Requirements: Go through the records and show each line where the word "Octubre" occurs.
** START **
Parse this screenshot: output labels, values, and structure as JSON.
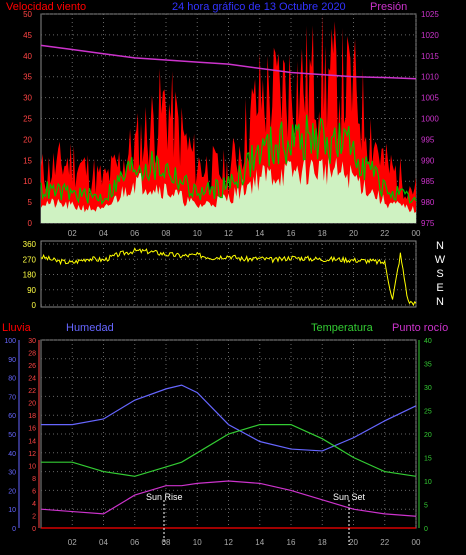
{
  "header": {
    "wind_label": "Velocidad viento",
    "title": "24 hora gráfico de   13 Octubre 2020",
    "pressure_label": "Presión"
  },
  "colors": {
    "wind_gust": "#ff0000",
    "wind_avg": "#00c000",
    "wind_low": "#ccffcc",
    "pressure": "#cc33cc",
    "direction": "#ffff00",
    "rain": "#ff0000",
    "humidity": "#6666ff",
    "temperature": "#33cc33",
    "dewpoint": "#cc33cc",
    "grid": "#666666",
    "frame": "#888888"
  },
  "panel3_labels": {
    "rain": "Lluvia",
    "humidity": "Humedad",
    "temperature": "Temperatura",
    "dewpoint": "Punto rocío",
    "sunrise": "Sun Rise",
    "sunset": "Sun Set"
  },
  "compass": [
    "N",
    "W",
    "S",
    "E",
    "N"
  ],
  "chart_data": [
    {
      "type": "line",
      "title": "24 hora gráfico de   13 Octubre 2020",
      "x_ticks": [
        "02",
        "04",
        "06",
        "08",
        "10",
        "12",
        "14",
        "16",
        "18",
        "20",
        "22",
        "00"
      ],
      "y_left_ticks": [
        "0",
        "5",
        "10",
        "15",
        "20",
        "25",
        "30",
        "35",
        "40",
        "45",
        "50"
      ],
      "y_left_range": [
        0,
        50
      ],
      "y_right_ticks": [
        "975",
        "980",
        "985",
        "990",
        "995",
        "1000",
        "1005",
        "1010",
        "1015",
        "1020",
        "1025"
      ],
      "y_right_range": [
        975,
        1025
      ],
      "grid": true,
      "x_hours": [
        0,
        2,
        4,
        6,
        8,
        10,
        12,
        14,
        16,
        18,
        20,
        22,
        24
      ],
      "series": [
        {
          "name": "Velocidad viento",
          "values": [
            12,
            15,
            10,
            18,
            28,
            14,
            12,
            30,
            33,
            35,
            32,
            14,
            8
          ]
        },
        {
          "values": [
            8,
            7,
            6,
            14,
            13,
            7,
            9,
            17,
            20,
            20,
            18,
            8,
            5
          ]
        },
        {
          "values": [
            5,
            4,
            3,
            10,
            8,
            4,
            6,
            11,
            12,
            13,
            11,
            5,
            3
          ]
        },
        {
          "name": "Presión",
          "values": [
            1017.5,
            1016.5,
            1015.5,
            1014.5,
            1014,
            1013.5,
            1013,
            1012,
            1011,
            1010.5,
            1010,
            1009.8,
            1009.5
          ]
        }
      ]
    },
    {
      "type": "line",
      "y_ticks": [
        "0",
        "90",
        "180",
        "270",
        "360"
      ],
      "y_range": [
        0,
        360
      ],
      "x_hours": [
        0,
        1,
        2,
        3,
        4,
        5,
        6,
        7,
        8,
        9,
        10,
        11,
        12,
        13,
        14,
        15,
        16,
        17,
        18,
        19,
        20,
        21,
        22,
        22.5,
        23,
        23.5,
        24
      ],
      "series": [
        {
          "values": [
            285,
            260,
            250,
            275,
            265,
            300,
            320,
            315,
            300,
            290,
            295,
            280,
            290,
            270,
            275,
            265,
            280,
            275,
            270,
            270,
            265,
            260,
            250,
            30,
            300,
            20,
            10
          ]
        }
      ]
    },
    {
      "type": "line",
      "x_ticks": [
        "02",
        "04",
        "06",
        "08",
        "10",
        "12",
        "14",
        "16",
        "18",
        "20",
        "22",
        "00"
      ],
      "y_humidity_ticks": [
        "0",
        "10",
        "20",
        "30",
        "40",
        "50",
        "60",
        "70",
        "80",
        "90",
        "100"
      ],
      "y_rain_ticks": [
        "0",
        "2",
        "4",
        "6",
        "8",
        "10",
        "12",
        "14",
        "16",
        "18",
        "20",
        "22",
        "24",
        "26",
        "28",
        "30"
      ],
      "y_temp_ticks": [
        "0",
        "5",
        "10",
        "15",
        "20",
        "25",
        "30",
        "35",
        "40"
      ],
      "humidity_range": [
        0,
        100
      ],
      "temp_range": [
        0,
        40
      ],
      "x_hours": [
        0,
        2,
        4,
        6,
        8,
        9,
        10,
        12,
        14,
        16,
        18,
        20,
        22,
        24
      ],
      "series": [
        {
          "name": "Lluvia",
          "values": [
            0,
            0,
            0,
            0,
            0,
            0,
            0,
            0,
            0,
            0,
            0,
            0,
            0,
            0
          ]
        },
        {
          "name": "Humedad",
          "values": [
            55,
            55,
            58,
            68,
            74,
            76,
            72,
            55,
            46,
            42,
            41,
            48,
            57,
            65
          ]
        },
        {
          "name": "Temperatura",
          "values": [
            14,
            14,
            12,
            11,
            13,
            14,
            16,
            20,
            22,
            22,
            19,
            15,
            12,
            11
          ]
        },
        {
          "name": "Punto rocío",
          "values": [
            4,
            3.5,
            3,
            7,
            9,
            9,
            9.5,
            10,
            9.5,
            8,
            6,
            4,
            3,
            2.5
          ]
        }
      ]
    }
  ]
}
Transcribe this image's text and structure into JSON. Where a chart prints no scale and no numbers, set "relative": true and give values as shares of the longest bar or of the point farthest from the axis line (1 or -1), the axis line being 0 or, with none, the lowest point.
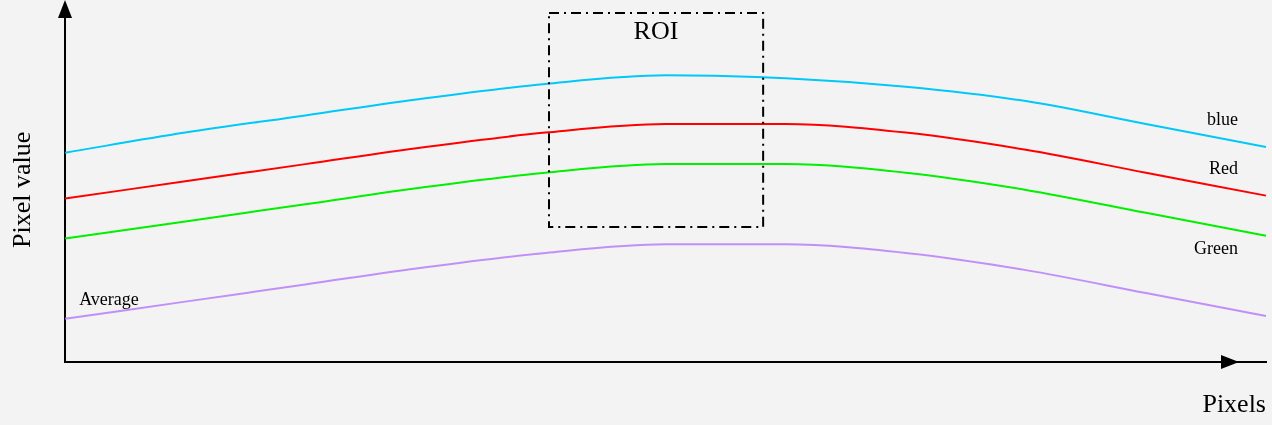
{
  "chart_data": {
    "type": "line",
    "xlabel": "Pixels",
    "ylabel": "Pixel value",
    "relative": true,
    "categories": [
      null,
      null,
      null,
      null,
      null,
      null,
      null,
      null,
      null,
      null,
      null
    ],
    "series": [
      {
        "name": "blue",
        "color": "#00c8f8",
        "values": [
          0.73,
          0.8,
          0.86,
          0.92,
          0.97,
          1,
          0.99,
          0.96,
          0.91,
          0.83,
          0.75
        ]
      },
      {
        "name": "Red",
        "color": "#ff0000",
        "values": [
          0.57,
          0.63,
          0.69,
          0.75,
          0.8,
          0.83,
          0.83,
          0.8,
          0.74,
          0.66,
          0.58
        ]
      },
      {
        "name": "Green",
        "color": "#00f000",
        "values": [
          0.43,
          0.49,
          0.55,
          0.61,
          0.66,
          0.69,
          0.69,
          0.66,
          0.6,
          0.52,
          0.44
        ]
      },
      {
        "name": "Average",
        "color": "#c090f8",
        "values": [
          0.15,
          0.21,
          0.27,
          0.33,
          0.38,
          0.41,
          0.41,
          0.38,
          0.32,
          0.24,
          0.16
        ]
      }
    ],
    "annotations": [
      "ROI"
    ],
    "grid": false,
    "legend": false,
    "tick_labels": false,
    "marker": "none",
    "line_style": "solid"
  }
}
** END **
Task answer:
    "title": "24 hora gráfico de   13 Octubre 2020",
      "title": "24 hora gráfico de   13 Octubre 2020",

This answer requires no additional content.